> _Written instruction_
Below are records; transcribe only the line with "Read out every word on this page." and those after it, through the last line, without any change.

[START Given information]

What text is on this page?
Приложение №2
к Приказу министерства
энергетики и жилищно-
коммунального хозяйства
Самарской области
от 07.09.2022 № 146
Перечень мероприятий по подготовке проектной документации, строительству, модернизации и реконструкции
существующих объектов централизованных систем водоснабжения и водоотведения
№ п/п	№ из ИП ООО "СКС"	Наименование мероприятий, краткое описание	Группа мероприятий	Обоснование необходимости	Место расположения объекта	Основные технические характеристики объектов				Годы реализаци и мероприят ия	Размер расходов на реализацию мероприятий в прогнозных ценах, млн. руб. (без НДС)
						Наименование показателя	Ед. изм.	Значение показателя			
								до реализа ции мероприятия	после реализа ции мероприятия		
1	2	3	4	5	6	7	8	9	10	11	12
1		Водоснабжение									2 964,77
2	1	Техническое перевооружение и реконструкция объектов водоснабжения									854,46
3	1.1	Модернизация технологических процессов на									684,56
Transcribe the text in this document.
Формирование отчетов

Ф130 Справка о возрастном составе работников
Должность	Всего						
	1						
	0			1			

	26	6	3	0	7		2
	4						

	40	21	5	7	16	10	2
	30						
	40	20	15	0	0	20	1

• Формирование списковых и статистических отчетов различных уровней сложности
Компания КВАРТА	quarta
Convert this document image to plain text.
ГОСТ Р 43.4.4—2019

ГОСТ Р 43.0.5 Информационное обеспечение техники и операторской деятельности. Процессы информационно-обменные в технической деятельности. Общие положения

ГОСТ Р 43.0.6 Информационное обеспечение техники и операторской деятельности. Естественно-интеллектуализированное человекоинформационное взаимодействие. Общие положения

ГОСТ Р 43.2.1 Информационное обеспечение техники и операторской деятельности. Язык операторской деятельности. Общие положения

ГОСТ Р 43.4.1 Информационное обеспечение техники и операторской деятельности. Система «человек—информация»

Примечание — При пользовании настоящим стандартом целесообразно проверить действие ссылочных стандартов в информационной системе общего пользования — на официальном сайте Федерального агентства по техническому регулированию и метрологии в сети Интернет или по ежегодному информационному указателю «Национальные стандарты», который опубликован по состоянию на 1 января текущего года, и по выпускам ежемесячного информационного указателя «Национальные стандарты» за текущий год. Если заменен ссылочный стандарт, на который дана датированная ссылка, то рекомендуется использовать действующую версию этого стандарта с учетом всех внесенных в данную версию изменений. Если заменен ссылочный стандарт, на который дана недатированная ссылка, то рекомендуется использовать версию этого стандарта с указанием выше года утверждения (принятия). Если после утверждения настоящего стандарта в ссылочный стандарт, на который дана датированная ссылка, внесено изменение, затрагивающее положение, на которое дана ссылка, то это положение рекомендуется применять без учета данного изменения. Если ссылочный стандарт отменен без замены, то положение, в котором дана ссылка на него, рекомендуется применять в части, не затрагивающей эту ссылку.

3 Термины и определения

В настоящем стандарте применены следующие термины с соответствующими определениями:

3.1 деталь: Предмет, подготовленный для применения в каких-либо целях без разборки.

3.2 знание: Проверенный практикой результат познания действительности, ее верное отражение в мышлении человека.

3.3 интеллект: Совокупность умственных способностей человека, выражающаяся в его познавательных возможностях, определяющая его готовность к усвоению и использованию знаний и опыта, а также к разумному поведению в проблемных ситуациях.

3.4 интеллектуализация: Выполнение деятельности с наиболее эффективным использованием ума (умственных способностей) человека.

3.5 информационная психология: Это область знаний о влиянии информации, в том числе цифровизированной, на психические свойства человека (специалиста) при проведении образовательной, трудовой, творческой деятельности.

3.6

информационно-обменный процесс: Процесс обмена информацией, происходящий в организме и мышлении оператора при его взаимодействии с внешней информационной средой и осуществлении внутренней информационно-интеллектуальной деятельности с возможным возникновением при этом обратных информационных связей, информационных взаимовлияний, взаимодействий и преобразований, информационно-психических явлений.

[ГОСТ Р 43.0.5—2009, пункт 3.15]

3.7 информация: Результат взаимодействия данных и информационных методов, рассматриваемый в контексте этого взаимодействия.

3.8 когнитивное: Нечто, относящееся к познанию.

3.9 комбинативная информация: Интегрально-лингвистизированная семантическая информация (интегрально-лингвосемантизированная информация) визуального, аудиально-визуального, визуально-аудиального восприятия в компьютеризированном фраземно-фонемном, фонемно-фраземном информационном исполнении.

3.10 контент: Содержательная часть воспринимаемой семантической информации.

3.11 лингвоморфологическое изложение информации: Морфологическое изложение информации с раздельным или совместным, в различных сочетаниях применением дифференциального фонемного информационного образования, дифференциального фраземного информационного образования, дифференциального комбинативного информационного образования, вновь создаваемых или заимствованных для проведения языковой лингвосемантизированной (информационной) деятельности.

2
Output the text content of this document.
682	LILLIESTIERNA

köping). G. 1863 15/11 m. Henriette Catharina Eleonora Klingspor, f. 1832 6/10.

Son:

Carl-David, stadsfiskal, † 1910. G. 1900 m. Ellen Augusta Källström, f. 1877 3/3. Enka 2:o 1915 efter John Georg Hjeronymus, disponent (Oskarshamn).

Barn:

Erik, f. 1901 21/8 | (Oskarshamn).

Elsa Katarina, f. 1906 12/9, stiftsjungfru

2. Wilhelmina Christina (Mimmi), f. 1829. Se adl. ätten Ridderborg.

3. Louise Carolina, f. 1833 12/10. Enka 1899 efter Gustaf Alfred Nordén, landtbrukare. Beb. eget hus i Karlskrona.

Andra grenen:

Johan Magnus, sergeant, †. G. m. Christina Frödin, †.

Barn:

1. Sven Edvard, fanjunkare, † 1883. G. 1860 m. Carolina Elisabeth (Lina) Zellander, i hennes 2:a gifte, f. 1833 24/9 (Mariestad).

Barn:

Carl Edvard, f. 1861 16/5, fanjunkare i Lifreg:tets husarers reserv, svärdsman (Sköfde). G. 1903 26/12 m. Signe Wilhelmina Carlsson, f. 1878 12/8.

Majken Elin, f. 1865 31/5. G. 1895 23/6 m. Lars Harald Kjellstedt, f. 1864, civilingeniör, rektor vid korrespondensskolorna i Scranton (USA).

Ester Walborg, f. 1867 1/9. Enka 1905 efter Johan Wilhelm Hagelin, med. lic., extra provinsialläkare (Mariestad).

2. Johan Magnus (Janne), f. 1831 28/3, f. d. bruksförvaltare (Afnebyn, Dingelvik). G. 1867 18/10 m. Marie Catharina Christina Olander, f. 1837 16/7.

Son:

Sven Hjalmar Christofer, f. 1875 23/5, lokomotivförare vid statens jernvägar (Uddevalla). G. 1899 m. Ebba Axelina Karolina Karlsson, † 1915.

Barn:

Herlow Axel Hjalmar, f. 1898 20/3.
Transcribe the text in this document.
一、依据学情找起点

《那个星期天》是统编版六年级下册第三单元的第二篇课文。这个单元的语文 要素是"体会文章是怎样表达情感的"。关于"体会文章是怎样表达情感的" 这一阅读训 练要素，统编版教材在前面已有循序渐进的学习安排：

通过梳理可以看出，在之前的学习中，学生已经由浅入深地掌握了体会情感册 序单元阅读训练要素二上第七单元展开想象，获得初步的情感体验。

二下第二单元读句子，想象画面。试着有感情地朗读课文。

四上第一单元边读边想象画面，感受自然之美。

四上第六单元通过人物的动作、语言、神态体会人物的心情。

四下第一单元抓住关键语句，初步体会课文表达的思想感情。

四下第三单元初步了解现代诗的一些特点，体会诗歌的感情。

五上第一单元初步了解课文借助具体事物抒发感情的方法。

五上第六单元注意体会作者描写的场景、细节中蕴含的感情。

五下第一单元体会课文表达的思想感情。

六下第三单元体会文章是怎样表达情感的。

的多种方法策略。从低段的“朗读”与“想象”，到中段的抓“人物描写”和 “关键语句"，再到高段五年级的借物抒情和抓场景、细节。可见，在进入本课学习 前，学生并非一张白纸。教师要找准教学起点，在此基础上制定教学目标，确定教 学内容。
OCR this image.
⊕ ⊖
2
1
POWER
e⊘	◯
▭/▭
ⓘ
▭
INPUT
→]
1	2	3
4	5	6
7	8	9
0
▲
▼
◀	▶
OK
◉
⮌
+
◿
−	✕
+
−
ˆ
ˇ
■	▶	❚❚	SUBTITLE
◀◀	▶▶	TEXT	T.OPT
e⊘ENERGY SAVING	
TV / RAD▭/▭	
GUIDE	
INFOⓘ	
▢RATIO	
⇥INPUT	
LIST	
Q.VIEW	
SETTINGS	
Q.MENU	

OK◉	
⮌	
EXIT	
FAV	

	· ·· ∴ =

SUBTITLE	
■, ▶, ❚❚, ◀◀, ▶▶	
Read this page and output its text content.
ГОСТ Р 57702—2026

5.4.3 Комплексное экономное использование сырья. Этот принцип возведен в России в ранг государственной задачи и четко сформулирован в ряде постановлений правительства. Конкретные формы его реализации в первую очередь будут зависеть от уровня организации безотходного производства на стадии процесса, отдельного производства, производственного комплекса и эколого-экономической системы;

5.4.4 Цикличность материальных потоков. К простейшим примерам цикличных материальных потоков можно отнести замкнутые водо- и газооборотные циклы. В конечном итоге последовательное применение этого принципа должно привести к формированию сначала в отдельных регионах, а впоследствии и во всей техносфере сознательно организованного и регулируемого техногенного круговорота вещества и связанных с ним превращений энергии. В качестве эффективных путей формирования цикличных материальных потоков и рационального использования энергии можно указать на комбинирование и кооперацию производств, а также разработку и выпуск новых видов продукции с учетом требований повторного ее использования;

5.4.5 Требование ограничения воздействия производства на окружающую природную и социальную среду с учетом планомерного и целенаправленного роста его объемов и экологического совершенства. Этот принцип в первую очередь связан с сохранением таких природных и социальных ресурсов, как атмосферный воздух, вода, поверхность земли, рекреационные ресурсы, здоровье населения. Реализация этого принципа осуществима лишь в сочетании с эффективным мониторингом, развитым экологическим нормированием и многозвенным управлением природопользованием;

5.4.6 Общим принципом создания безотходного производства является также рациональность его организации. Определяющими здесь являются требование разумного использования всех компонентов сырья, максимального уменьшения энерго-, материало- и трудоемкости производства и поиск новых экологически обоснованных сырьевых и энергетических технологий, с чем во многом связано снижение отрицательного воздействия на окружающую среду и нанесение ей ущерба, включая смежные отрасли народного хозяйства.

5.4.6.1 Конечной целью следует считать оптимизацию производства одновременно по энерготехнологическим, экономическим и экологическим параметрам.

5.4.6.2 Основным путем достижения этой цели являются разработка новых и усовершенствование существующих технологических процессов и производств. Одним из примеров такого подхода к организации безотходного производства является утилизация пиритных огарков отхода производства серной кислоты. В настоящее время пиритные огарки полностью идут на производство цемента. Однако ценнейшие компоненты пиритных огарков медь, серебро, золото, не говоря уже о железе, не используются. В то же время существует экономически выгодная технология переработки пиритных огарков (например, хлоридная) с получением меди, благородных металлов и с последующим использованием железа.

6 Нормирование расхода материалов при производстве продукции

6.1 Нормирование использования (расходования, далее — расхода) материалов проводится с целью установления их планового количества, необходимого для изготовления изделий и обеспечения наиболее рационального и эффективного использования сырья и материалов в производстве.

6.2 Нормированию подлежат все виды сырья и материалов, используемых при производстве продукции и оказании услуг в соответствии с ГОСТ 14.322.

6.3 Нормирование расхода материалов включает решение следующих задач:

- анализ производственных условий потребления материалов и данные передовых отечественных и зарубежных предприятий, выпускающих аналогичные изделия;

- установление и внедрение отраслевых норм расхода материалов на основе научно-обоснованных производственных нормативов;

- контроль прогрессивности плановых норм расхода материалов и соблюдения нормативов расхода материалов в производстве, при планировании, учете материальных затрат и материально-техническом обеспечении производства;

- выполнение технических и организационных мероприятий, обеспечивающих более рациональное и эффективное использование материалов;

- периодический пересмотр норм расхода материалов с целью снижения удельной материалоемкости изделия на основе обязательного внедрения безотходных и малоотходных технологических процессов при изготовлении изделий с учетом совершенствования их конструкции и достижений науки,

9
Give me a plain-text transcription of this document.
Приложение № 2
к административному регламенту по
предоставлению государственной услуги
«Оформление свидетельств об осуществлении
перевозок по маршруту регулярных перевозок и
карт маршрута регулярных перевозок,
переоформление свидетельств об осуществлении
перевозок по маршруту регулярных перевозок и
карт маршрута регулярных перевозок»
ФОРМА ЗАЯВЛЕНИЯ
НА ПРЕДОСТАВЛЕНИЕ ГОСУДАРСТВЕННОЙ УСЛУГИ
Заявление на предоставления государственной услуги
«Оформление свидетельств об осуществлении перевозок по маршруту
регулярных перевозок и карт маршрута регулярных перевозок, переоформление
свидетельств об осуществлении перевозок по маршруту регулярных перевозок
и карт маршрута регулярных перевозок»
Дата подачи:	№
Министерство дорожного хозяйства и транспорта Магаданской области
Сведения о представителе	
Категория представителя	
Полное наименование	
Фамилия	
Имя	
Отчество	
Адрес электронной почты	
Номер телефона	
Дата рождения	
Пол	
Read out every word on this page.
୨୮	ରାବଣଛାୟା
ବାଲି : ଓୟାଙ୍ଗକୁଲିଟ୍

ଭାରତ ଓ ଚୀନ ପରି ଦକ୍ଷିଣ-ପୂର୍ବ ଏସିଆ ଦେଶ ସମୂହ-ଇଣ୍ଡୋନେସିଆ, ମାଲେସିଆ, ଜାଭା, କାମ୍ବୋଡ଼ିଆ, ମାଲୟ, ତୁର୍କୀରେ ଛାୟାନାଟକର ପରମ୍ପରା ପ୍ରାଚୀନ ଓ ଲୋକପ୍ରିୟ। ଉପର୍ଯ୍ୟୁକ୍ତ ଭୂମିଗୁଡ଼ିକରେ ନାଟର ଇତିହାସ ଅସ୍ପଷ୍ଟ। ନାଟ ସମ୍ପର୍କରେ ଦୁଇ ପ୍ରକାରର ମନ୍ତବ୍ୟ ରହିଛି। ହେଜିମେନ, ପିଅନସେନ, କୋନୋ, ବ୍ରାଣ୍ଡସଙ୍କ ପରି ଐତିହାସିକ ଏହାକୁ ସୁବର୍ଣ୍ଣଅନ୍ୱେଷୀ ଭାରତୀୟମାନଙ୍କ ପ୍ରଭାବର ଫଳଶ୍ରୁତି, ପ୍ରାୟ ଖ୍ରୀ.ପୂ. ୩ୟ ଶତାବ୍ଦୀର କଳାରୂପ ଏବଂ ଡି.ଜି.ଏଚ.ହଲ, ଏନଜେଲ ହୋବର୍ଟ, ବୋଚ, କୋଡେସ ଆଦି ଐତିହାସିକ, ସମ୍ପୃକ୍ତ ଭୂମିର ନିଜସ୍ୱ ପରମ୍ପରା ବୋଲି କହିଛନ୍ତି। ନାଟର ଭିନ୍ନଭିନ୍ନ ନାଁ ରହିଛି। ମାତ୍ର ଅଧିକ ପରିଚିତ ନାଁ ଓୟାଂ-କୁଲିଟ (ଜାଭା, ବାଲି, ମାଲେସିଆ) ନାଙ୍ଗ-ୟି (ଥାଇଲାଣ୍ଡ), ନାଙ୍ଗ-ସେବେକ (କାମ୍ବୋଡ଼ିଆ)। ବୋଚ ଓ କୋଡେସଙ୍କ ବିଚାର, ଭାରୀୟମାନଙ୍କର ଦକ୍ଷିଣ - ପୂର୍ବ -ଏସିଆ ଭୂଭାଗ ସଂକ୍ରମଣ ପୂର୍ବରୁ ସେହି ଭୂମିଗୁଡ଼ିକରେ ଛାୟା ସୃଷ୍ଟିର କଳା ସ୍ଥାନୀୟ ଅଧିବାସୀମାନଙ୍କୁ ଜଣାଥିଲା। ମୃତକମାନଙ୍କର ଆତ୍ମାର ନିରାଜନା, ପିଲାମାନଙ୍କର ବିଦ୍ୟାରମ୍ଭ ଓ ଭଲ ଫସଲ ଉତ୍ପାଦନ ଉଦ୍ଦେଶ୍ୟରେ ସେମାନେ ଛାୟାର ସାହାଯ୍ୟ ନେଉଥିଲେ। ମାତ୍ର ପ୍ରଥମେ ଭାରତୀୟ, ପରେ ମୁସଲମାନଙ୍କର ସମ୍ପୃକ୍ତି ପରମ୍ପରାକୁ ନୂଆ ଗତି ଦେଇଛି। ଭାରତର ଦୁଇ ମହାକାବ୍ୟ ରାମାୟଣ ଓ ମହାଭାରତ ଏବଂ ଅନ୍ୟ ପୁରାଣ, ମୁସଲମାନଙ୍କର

[END Given information]

> _Output below_
Read out every word on this page.
୨୮	ରାବଣଛାୟା
ବାଲି : ଓୟାଙ୍ଗକୁଲିଟ୍

ଭାରତ ଓ ଚୀନ ପରି ଦକ୍ଷିଣ-ପୂର୍ବ ଏସିଆ ଦେଶ ସମୂହ-ଇଣ୍ଡୋନେସିଆ, ମାଲେସିଆ, ଜାଭା, କାମ୍ବୋଡ଼ିଆ, ମାଲୟ, ତୁର୍କୀରେ ଛାୟାନାଟକର ପରମ୍ପରା ପ୍ରାଚୀନ ଓ ଲୋକପ୍ରିୟ। ଉପର୍ଯ୍ୟୁକ୍ତ ଭୂମିଗୁଡ଼ିକରେ ନାଟର ଇତିହାସ ଅସ୍ପଷ୍ଟ। ନାଟ ସମ୍ପର୍କରେ ଦୁଇ ପ୍ରକାରର ମନ୍ତବ୍ୟ ରହିଛି। ହେଜିମେନ, ପିଅନସେନ, କୋନୋ, ବ୍ରାଣ୍ଡସଙ୍କ ପରି ଐତିହାସିକ ଏହାକୁ ସୁବର୍ଣ୍ଣଅନ୍ୱେଷୀ ଭାରତୀୟମାନଙ୍କ ପ୍ରଭାବର ଫଳଶ୍ରୁତି, ପ୍ରାୟ ଖ୍ରୀ.ପୂ. ୩ୟ ଶତାବ୍ଦୀର କଳାରୂପ ଏବଂ ଡି.ଜି.ଏଚ.ହଲ, ଏନଜେଲ ହୋବର୍ଟ, ବୋଚ, କୋଡେସ ଆଦି ଐତିହାସିକ, ସମ୍ପୃକ୍ତ ଭୂମିର ନିଜସ୍ୱ ପରମ୍ପରା ବୋଲି କହିଛନ୍ତି। ନାଟର ଭିନ୍ନଭିନ୍ନ ନାଁ ରହିଛି। ମାତ୍ର ଅଧିକ ପରିଚିତ ନାଁ ଓୟାଂ-କୁଲିଟ (ଜାଭା, ବାଲି, ମାଲେସିଆ) ନାଙ୍ଗ-ୟି (ଥାଇଲାଣ୍ଡ), ନାଙ୍ଗ-ସେବେକ (କାମ୍ବୋଡ଼ିଆ)। ବୋଚ ଓ କୋଡେସଙ୍କ ବିଚାର, ଭାରୀୟମାନଙ୍କର ଦକ୍ଷିଣ - ପୂର୍ବ -ଏସିଆ ଭୂଭାଗ ସଂକ୍ରମଣ ପୂର୍ବରୁ ସେହି ଭୂମିଗୁଡ଼ିକରେ ଛାୟା ସୃଷ୍ଟିର କଳା ସ୍ଥାନୀୟ ଅଧିବାସୀମାନଙ୍କୁ ଜଣାଥିଲା। ମୃତକମାନଙ୍କର ଆତ୍ମାର ନିରାଜନା, ପିଲାମାନଙ୍କର ବିଦ୍ୟାରମ୍ଭ ଓ ଭଲ ଫସଲ ଉତ୍ପାଦନ ଉଦ୍ଦେଶ୍ୟରେ ସେମାନେ ଛାୟାର ସାହାଯ୍ୟ ନେଉଥିଲେ। ମାତ୍ର ପ୍ରଥମେ ଭାରତୀୟ, ପରେ ମୁସଲମାନଙ୍କର ସମ୍ପୃକ୍ତି ପରମ୍ପରାକୁ ନୂଆ ଗତି ଦେଇଛି। ଭାରତର ଦୁଇ ମହାକାବ୍ୟ ରାମାୟଣ ଓ ମହାଭାରତ ଏବଂ ଅନ୍ୟ ପୁରାଣ, ମୁସଲମାନଙ୍କର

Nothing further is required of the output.